* Given task A: In the preview mesh exercise, rewrite the paragraph beginning "This is the preview mesh geometry" as a short bulleted list that keeps its main facts.
* Given task B: Translate this sentence from the preview mesh exercise into Spanish: "Previous experience with node-based modeling architectures such as Maya® is helpful."
* Given task C: According to the preview mesh exercise, what is the full-geocell preview mesh created from?

* Reading passage:
Examine A Preview Mesh

Slide 1

This exercise is designed to teach you about preview meshes. Previous experience with node-based modeling architectures such as Maya® is helpful.

Open The File

Open the database and examine its contents.

  1. Start the software.
  2. Open \EXERCISES\EXAMINE_TERRAIN\EXAMINE_TERRAIN.BOX.
  3. Examine the hierarchy. This is a picture of the hierarchy.
    This is the preview mesh in the scene graph. This mesh is not the "terrain"; it is a simple visual representation of the terrain. Scenome is node-based and uses a node-based presentation of the terrain preview mesh from which the output terrain is derived.
  4. Examine the worksheet: This is a picture of the worksheet.
    This is the preview mesh geometry. This is a full-geocell preview mesh created from a DEM. This is not the final terrain; final terrain is built from this preview mesh and uses the settings in the preview mesh construction history to generate the output terrain. Instead of being dialog-based or wizard-based, Scenome is node-based. Scenome does support the concept of a wizard but that too is node-based.

Examine The Hierarchy

This instruction set contains detailed explanations of the preview mesh node-set.

* Given data:

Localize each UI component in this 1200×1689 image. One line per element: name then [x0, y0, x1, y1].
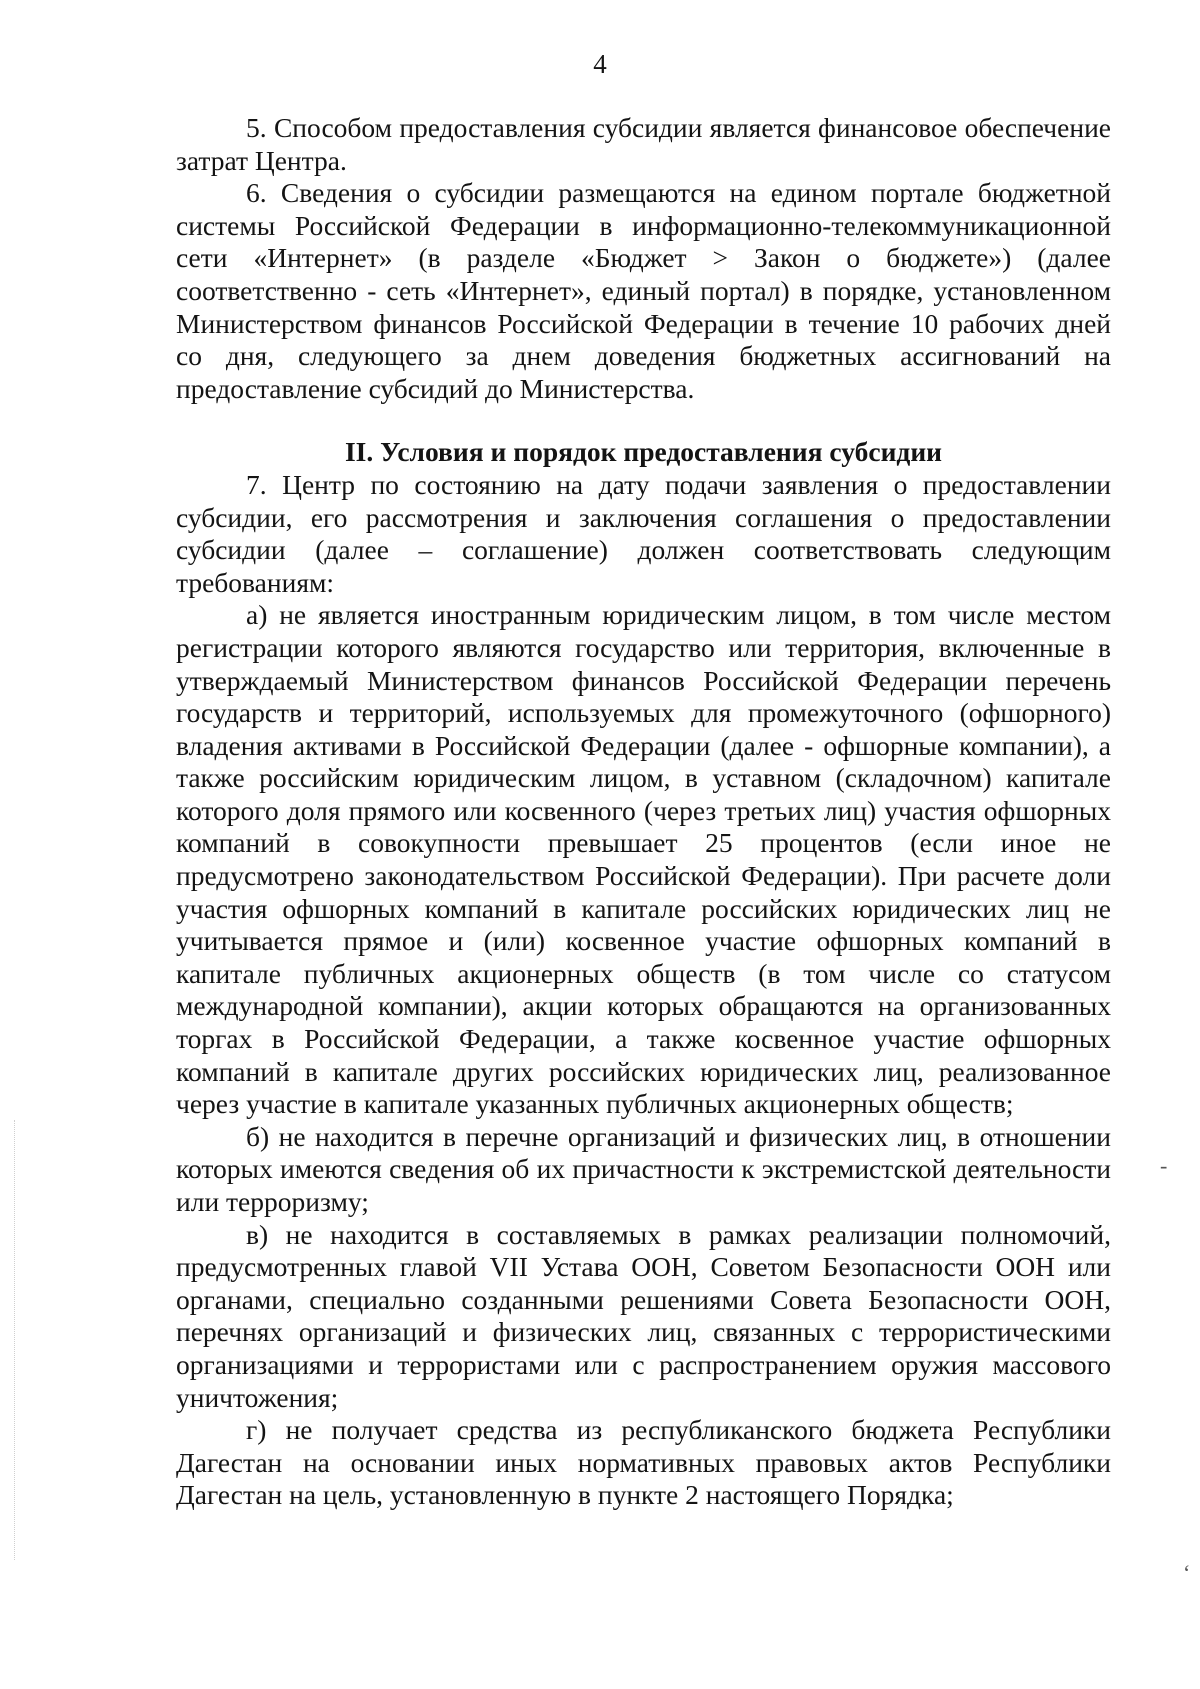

* Correct response A:
- The geometry is a full-geocell preview mesh created from a DEM.
- It is not the final terrain.
- The final terrain is built from this preview mesh, using the settings in its construction history.
- Scenome is node-based rather than dialog-based or wizard-based.
- Scenome supports wizards, but they are node-based too.

* Correct response B: Es útil tener experiencia previa con arquitecturas de modelado basadas en nodos, como Maya®.

* Correct response C: It is created from a DEM.